— Start of AVAILABLE DATA —

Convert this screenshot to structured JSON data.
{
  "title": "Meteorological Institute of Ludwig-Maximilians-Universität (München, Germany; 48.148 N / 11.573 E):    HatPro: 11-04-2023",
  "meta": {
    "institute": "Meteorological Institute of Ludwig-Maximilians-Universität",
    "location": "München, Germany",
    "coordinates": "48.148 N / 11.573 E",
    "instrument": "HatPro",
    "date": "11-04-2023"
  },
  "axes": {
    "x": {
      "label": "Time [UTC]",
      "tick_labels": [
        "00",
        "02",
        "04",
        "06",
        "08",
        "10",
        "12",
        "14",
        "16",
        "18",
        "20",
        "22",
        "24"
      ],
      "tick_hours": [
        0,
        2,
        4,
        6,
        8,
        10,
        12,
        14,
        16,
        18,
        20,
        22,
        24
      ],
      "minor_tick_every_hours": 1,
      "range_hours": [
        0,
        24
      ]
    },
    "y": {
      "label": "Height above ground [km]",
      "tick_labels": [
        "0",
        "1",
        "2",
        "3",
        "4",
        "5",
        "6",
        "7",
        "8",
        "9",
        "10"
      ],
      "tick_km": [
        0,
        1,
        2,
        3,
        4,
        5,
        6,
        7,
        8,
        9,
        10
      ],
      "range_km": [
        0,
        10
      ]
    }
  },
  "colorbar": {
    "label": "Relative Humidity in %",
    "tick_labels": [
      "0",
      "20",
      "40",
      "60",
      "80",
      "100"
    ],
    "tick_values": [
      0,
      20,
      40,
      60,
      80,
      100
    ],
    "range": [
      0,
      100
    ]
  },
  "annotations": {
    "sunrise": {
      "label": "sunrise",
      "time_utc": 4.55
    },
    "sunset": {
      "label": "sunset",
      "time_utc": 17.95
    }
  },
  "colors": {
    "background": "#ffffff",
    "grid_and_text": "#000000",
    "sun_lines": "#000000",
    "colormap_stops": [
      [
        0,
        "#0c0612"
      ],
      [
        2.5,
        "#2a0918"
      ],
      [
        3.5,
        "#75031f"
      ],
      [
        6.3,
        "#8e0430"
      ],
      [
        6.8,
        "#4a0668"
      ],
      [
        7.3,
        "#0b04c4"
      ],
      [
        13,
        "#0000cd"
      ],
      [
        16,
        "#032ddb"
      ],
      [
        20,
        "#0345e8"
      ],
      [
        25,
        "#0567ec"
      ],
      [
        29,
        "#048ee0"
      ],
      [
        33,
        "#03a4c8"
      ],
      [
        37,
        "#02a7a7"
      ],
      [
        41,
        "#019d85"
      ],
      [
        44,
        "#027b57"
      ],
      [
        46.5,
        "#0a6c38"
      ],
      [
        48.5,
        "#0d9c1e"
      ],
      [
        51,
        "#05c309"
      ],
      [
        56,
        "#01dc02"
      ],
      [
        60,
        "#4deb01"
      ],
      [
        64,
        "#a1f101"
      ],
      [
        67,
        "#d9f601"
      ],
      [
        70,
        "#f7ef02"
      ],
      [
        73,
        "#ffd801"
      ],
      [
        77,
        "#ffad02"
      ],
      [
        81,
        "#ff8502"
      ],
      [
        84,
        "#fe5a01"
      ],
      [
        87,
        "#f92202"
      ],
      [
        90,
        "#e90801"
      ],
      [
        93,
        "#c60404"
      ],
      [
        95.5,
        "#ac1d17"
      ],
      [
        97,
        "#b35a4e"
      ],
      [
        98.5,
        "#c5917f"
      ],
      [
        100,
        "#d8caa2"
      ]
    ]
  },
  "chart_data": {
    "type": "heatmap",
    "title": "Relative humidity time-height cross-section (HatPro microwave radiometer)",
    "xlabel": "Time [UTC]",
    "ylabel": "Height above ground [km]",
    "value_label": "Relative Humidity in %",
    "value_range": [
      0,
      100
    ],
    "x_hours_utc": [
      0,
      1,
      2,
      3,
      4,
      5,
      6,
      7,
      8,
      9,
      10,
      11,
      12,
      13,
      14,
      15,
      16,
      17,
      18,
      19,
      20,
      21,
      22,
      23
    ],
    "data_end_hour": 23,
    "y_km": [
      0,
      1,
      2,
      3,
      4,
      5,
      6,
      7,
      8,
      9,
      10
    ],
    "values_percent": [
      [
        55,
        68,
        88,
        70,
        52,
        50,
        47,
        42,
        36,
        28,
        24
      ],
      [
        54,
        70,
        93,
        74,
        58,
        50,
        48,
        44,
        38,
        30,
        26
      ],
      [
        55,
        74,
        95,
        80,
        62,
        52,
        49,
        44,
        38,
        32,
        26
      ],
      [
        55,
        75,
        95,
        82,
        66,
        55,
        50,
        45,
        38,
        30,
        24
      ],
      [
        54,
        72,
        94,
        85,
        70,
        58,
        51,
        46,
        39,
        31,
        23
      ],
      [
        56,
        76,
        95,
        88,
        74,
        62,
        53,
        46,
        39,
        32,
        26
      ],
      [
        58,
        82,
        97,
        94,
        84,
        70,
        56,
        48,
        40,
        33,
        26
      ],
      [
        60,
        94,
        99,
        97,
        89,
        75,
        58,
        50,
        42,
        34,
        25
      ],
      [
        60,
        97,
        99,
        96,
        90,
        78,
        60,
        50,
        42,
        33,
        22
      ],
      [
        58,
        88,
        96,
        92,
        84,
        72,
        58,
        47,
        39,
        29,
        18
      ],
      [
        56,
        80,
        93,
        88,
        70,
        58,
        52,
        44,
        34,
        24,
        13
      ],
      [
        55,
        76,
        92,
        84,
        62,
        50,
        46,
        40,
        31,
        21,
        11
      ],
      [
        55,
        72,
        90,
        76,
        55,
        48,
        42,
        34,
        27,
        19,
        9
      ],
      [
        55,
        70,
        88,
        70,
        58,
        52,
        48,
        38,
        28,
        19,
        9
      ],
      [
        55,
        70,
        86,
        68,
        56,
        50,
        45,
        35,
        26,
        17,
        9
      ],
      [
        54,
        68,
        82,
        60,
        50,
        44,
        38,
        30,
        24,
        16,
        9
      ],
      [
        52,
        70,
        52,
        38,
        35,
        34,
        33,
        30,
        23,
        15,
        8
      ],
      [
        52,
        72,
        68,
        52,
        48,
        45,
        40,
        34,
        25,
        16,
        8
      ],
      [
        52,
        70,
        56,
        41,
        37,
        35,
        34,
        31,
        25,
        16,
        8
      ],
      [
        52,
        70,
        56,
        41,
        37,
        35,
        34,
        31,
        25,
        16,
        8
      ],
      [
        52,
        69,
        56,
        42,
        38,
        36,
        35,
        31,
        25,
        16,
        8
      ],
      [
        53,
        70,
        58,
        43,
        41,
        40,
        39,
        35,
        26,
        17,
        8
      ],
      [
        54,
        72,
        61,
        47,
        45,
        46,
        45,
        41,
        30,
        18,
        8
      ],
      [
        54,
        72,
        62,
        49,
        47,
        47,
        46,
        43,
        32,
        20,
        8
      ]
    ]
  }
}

— End of AVAILABLE DATA —

* [TO BE DONE]
Copy out all of the data exactly, leaving nothing out.

* [THE OUTPUT]
Convert this screenshot to structured JSON data.
{
  "title": "Meteorological Institute of Ludwig-Maximilians-Universität (München, Germany; 48.148 N / 11.573 E):    HatPro: 11-04-2023",
  "meta": {
    "institute": "Meteorological Institute of Ludwig-Maximilians-Universität",
    "location": "München, Germany",
    "coordinates": "48.148 N / 11.573 E",
    "instrument": "HatPro",
    "date": "11-04-2023"
  },
  "axes": {
    "x": {
      "label": "Time [UTC]",
      "tick_labels": [
        "00",
        "02",
        "04",
        "06",
        "08",
        "10",
        "12",
        "14",
        "16",
        "18",
        "20",
        "22",
        "24"
      ],
      "tick_hours": [
        0,
        2,
        4,
        6,
        8,
        10,
        12,
        14,
        16,
        18,
        20,
        22,
        24
      ],
      "minor_tick_every_hours": 1,
      "range_hours": [
        0,
        24
      ]
    },
    "y": {
      "label": "Height above ground [km]",
      "tick_labels": [
        "0",
        "1",
        "2",
        "3",
        "4",
        "5",
        "6",
        "7",
        "8",
        "9",
        "10"
      ],
      "tick_km": [
        0,
        1,
        2,
        3,
        4,
        5,
        6,
        7,
        8,
        9,
        10
      ],
      "range_km": [
        0,
        10
      ]
    }
  },
  "colorbar": {
    "label": "Relative Humidity in %",
    "tick_labels": [
      "0",
      "20",
      "40",
      "60",
      "80",
      "100"
    ],
    "tick_values": [
      0,
      20,
      40,
      60,
      80,
      100
    ],
    "range": [
      0,
      100
    ]
  },
  "annotations": {
    "sunrise": {
      "label": "sunrise",
      "time_utc": 4.55
    },
    "sunset": {
      "label": "sunset",
      "time_utc": 17.95
    }
  },
  "colors": {
    "background": "#ffffff",
    "grid_and_text": "#000000",
    "sun_lines": "#000000",
    "colormap_stops": [
      [
        0,
        "#0c0612"
      ],
      [
        2.5,
        "#2a0918"
      ],
      [
        3.5,
        "#75031f"
      ],
      [
        6.3,
        "#8e0430"
      ],
      [
        6.8,
        "#4a0668"
      ],
      [
        7.3,
        "#0b04c4"
      ],
      [
        13,
        "#0000cd"
      ],
      [
        16,
        "#032ddb"
      ],
      [
        20,
        "#0345e8"
      ],
      [
        25,
        "#0567ec"
      ],
      [
        29,
        "#048ee0"
      ],
      [
        33,
        "#03a4c8"
      ],
      [
        37,
        "#02a7a7"
      ],
      [
        41,
        "#019d85"
      ],
      [
        44,
        "#027b57"
      ],
      [
        46.5,
        "#0a6c38"
      ],
      [
        48.5,
        "#0d9c1e"
      ],
      [
        51,
        "#05c309"
      ],
      [
        56,
        "#01dc02"
      ],
      [
        60,
        "#4deb01"
      ],
      [
        64,
        "#a1f101"
      ],
      [
        67,
        "#d9f601"
      ],
      [
        70,
        "#f7ef02"
      ],
      [
        73,
        "#ffd801"
      ],
      [
        77,
        "#ffad02"
      ],
      [
        81,
        "#ff8502"
      ],
      [
        84,
        "#fe5a01"
      ],
      [
        87,
        "#f92202"
      ],
      [
        90,
        "#e90801"
      ],
      [
        93,
        "#c60404"
      ],
      [
        95.5,
        "#ac1d17"
      ],
      [
        97,
        "#b35a4e"
      ],
      [
        98.5,
        "#c5917f"
      ],
      [
        100,
        "#d8caa2"
      ]
    ]
  },
  "chart_data": {
    "type": "heatmap",
    "title": "Relative humidity time-height cross-section (HatPro microwave radiometer)",
    "xlabel": "Time [UTC]",
    "ylabel": "Height above ground [km]",
    "value_label": "Relative Humidity in %",
    "value_range": [
      0,
      100
    ],
    "x_hours_utc": [
      0,
      1,
      2,
      3,
      4,
      5,
      6,
      7,
      8,
      9,
      10,
      11,
      12,
      13,
      14,
      15,
      16,
      17,
      18,
      19,
      20,
      21,
      22,
      23
    ],
    "data_end_hour": 23,
    "y_km": [
      0,
      1,
      2,
      3,
      4,
      5,
      6,
      7,
      8,
      9,
      10
    ],
    "values_percent": [
      [
        55,
        68,
        88,
        70,
        52,
        50,
        47,
        42,
        36,
        28,
        24
      ],
      [
        54,
        70,
        93,
        74,
        58,
        50,
        48,
        44,
        38,
        30,
        26
      ],
      [
        55,
        74,
        95,
        80,
        62,
        52,
        49,
        44,
        38,
        32,
        26
      ],
      [
        55,
        75,
        95,
        82,
        66,
        55,
        50,
        45,
        38,
        30,
        24
      ],
      [
        54,
        72,
        94,
        85,
        70,
        58,
        51,
        46,
        39,
        31,
        23
      ],
      [
        56,
        76,
        95,
        88,
        74,
        62,
        53,
        46,
        39,
        32,
        26
      ],
      [
        58,
        82,
        97,
        94,
        84,
        70,
        56,
        48,
        40,
        33,
        26
      ],
      [
        60,
        94,
        99,
        97,
        89,
        75,
        58,
        50,
        42,
        34,
        25
      ],
      [
        60,
        97,
        99,
        96,
        90,
        78,
        60,
        50,
        42,
        33,
        22
      ],
      [
        58,
        88,
        96,
        92,
        84,
        72,
        58,
        47,
        39,
        29,
        18
      ],
      [
        56,
        80,
        93,
        88,
        70,
        58,
        52,
        44,
        34,
        24,
        13
      ],
      [
        55,
        76,
        92,
        84,
        62,
        50,
        46,
        40,
        31,
        21,
        11
      ],
      [
        55,
        72,
        90,
        76,
        55,
        48,
        42,
        34,
        27,
        19,
        9
      ],
      [
        55,
        70,
        88,
        70,
        58,
        52,
        48,
        38,
        28,
        19,
        9
      ],
      [
        55,
        70,
        86,
        68,
        56,
        50,
        45,
        35,
        26,
        17,
        9
      ],
      [
        54,
        68,
        82,
        60,
        50,
        44,
        38,
        30,
        24,
        16,
        9
      ],
      [
        52,
        70,
        52,
        38,
        35,
        34,
        33,
        30,
        23,
        15,
        8
      ],
      [
        52,
        72,
        68,
        52,
        48,
        45,
        40,
        34,
        25,
        16,
        8
      ],
      [
        52,
        70,
        56,
        41,
        37,
        35,
        34,
        31,
        25,
        16,
        8
      ],
      [
        52,
        70,
        56,
        41,
        37,
        35,
        34,
        31,
        25,
        16,
        8
      ],
      [
        52,
        69,
        56,
        42,
        38,
        36,
        35,
        31,
        25,
        16,
        8
      ],
      [
        53,
        70,
        58,
        43,
        41,
        40,
        39,
        35,
        26,
        17,
        8
      ],
      [
        54,
        72,
        61,
        47,
        45,
        46,
        45,
        41,
        30,
        18,
        8
      ],
      [
        54,
        72,
        62,
        49,
        47,
        47,
        46,
        43,
        32,
        20,
        8
      ]
    ]
  }
}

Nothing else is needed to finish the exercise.